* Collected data
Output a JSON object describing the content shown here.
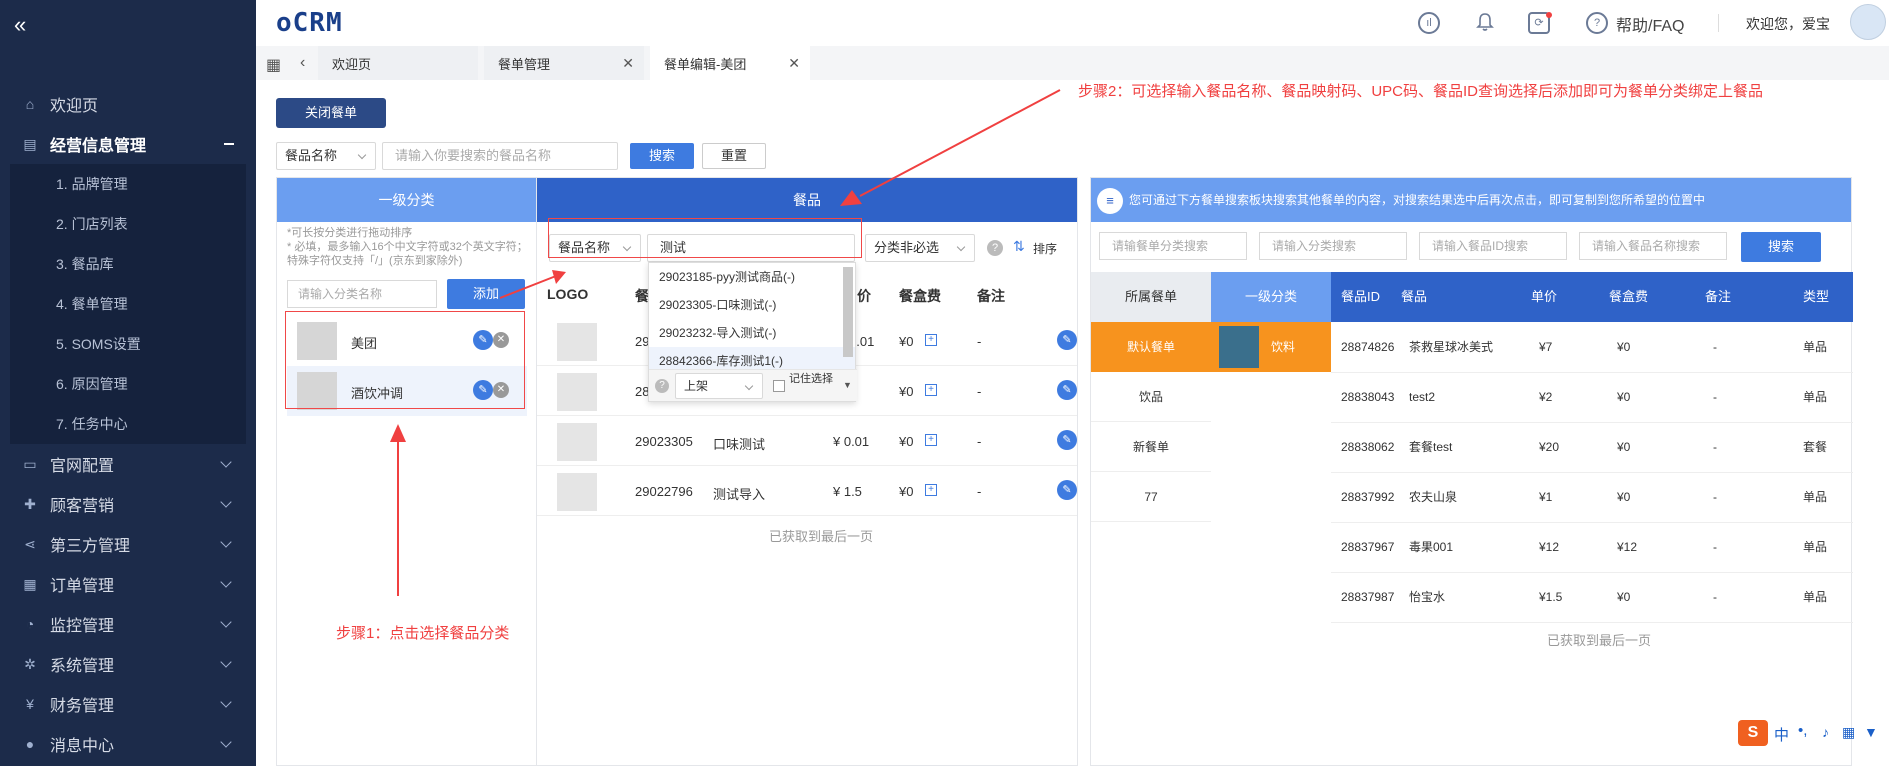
{
  "sidebar": {
    "collapse_icon": "«",
    "items": [
      {
        "label": "欢迎页",
        "icon": "home-icon"
      },
      {
        "label": "经营信息管理",
        "icon": "store-icon",
        "expanded": true
      },
      {
        "label": "官网配置",
        "icon": "monitor-icon"
      },
      {
        "label": "顾客营销",
        "icon": "gift-icon"
      },
      {
        "label": "第三方管理",
        "icon": "share-icon"
      },
      {
        "label": "订单管理",
        "icon": "order-icon"
      },
      {
        "label": "监控管理",
        "icon": "monitor-chart-icon"
      },
      {
        "label": "系统管理",
        "icon": "gear-icon"
      },
      {
        "label": "财务管理",
        "icon": "yen-icon"
      },
      {
        "label": "消息中心",
        "icon": "message-icon"
      }
    ],
    "sub_items": [
      "1. 品牌管理",
      "2. 门店列表",
      "3. 餐品库",
      "4. 餐单管理",
      "5. SOMS设置",
      "6. 原因管理",
      "7. 任务中心"
    ]
  },
  "header": {
    "logo": "oCRM",
    "help": "帮助/FAQ",
    "welcome": "欢迎您，爱宝"
  },
  "tabs": [
    {
      "label": "欢迎页"
    },
    {
      "label": "餐单管理"
    },
    {
      "label": "餐单编辑-美团"
    }
  ],
  "toolbar": {
    "close_menu": "关闭餐单",
    "search_type": "餐品名称",
    "search_placeholder": "请输入你要搜索的餐品名称",
    "search": "搜索",
    "reset": "重置"
  },
  "category": {
    "header": "一级分类",
    "hint": "*可长按分类进行拖动排序\n* 必填，最多输入16个中文字符或32个英文字符；特殊字符仅支持「/」(京东到家除外)",
    "input_placeholder": "请输入分类名称",
    "add": "添加",
    "rows": [
      {
        "name": "美团"
      },
      {
        "name": "酒饮冲调"
      }
    ]
  },
  "dish": {
    "header": "餐品",
    "search_type": "餐品名称",
    "search_value": "测试",
    "filter": "分类非必选",
    "sort": "排序",
    "col_logo": "LOGO",
    "col_name_partial": "餐",
    "col_price_partial": "价",
    "col_box": "餐盒费",
    "col_note": "备注",
    "rows": [
      {
        "id": "29",
        "name": "",
        "price": "0.01",
        "box": "¥0",
        "note": "-"
      },
      {
        "id": "28",
        "name": "",
        "price": "",
        "box": "¥0",
        "note": "-"
      },
      {
        "id": "29023305",
        "name": "口味测试",
        "price": "¥ 0.01",
        "box": "¥0",
        "note": "-"
      },
      {
        "id": "29022796",
        "name": "测试导入",
        "price": "¥ 1.5",
        "box": "¥0",
        "note": "-"
      }
    ],
    "footer": "已获取到最后一页"
  },
  "dropdown": {
    "items": [
      "29023185-pyy测试商品(-)",
      "29023305-口味测试(-)",
      "29023232-导入测试(-)",
      "28842366-库存测试1(-)"
    ],
    "status": "上架",
    "remember": "记住选择"
  },
  "right": {
    "header": "您可通过下方餐单搜索板块搜索其他餐单的内容，对搜索结果选中后再次点击，即可复制到您所希望的位置中",
    "inputs": [
      "请输餐单分类搜索",
      "请输入分类搜索",
      "请输入餐品ID搜索",
      "请输入餐品名称搜索"
    ],
    "search": "搜索",
    "cols": [
      "所属餐单",
      "一级分类",
      "餐品ID",
      "餐品",
      "单价",
      "餐盒费",
      "备注",
      "类型"
    ],
    "menus": [
      "默认餐单",
      "饮品",
      "新餐单",
      "77"
    ],
    "category": "饮料",
    "rows": [
      {
        "id": "28874826",
        "name": "茶救星球冰美式",
        "price": "¥7",
        "box": "¥0",
        "note": "-",
        "type": "单品"
      },
      {
        "id": "28838043",
        "name": "test2",
        "price": "¥2",
        "box": "¥0",
        "note": "-",
        "type": "单品"
      },
      {
        "id": "28838062",
        "name": "套餐test",
        "price": "¥20",
        "box": "¥0",
        "note": "-",
        "type": "套餐"
      },
      {
        "id": "28837992",
        "name": "农夫山泉",
        "price": "¥1",
        "box": "¥0",
        "note": "-",
        "type": "单品"
      },
      {
        "id": "28837967",
        "name": "毒果001",
        "price": "¥12",
        "box": "¥12",
        "note": "-",
        "type": "单品"
      },
      {
        "id": "28837987",
        "name": "怡宝水",
        "price": "¥1.5",
        "box": "¥0",
        "note": "-",
        "type": "单品"
      }
    ],
    "footer": "已获取到最后一页"
  },
  "annotations": {
    "step1": "步骤1：点击选择餐品分类",
    "step2": "步骤2：可选择输入餐品名称、餐品映射码、UPC码、餐品ID查询选择后添加即可为餐单分类绑定上餐品"
  },
  "colors": {
    "sidebar": "#1c2b4a",
    "primary": "#3e7be0",
    "head_light": "#6b9ef0",
    "head_dark": "#2f62c8",
    "orange": "#f7931e",
    "annotation": "#f04040"
  }
}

* What needs to be done
Give every line above again exactly, with no pictures.

* Answer to the exercise
Output a JSON object describing the content shown here.
{
  "sidebar": {
    "collapse_icon": "«",
    "items": [
      {
        "label": "欢迎页",
        "icon": "home-icon"
      },
      {
        "label": "经营信息管理",
        "icon": "store-icon",
        "expanded": true
      },
      {
        "label": "官网配置",
        "icon": "monitor-icon"
      },
      {
        "label": "顾客营销",
        "icon": "gift-icon"
      },
      {
        "label": "第三方管理",
        "icon": "share-icon"
      },
      {
        "label": "订单管理",
        "icon": "order-icon"
      },
      {
        "label": "监控管理",
        "icon": "monitor-chart-icon"
      },
      {
        "label": "系统管理",
        "icon": "gear-icon"
      },
      {
        "label": "财务管理",
        "icon": "yen-icon"
      },
      {
        "label": "消息中心",
        "icon": "message-icon"
      }
    ],
    "sub_items": [
      "1. 品牌管理",
      "2. 门店列表",
      "3. 餐品库",
      "4. 餐单管理",
      "5. SOMS设置",
      "6. 原因管理",
      "7. 任务中心"
    ]
  },
  "header": {
    "logo": "oCRM",
    "help": "帮助/FAQ",
    "welcome": "欢迎您，爱宝"
  },
  "tabs": [
    {
      "label": "欢迎页"
    },
    {
      "label": "餐单管理"
    },
    {
      "label": "餐单编辑-美团"
    }
  ],
  "toolbar": {
    "close_menu": "关闭餐单",
    "search_type": "餐品名称",
    "search_placeholder": "请输入你要搜索的餐品名称",
    "search": "搜索",
    "reset": "重置"
  },
  "category": {
    "header": "一级分类",
    "hint": "*可长按分类进行拖动排序\n* 必填，最多输入16个中文字符或32个英文字符；特殊字符仅支持「/」(京东到家除外)",
    "input_placeholder": "请输入分类名称",
    "add": "添加",
    "rows": [
      {
        "name": "美团"
      },
      {
        "name": "酒饮冲调"
      }
    ]
  },
  "dish": {
    "header": "餐品",
    "search_type": "餐品名称",
    "search_value": "测试",
    "filter": "分类非必选",
    "sort": "排序",
    "col_logo": "LOGO",
    "col_name_partial": "餐",
    "col_price_partial": "价",
    "col_box": "餐盒费",
    "col_note": "备注",
    "rows": [
      {
        "id": "29",
        "name": "",
        "price": "0.01",
        "box": "¥0",
        "note": "-"
      },
      {
        "id": "28",
        "name": "",
        "price": "",
        "box": "¥0",
        "note": "-"
      },
      {
        "id": "29023305",
        "name": "口味测试",
        "price": "¥ 0.01",
        "box": "¥0",
        "note": "-"
      },
      {
        "id": "29022796",
        "name": "测试导入",
        "price": "¥ 1.5",
        "box": "¥0",
        "note": "-"
      }
    ],
    "footer": "已获取到最后一页"
  },
  "dropdown": {
    "items": [
      "29023185-pyy测试商品(-)",
      "29023305-口味测试(-)",
      "29023232-导入测试(-)",
      "28842366-库存测试1(-)"
    ],
    "status": "上架",
    "remember": "记住选择"
  },
  "right": {
    "header": "您可通过下方餐单搜索板块搜索其他餐单的内容，对搜索结果选中后再次点击，即可复制到您所希望的位置中",
    "inputs": [
      "请输餐单分类搜索",
      "请输入分类搜索",
      "请输入餐品ID搜索",
      "请输入餐品名称搜索"
    ],
    "search": "搜索",
    "cols": [
      "所属餐单",
      "一级分类",
      "餐品ID",
      "餐品",
      "单价",
      "餐盒费",
      "备注",
      "类型"
    ],
    "menus": [
      "默认餐单",
      "饮品",
      "新餐单",
      "77"
    ],
    "category": "饮料",
    "rows": [
      {
        "id": "28874826",
        "name": "茶救星球冰美式",
        "price": "¥7",
        "box": "¥0",
        "note": "-",
        "type": "单品"
      },
      {
        "id": "28838043",
        "name": "test2",
        "price": "¥2",
        "box": "¥0",
        "note": "-",
        "type": "单品"
      },
      {
        "id": "28838062",
        "name": "套餐test",
        "price": "¥20",
        "box": "¥0",
        "note": "-",
        "type": "套餐"
      },
      {
        "id": "28837992",
        "name": "农夫山泉",
        "price": "¥1",
        "box": "¥0",
        "note": "-",
        "type": "单品"
      },
      {
        "id": "28837967",
        "name": "毒果001",
        "price": "¥12",
        "box": "¥12",
        "note": "-",
        "type": "单品"
      },
      {
        "id": "28837987",
        "name": "怡宝水",
        "price": "¥1.5",
        "box": "¥0",
        "note": "-",
        "type": "单品"
      }
    ],
    "footer": "已获取到最后一页"
  },
  "annotations": {
    "step1": "步骤1：点击选择餐品分类",
    "step2": "步骤2：可选择输入餐品名称、餐品映射码、UPC码、餐品ID查询选择后添加即可为餐单分类绑定上餐品"
  },
  "colors": {
    "sidebar": "#1c2b4a",
    "primary": "#3e7be0",
    "head_light": "#6b9ef0",
    "head_dark": "#2f62c8",
    "orange": "#f7931e",
    "annotation": "#f04040"
  }
}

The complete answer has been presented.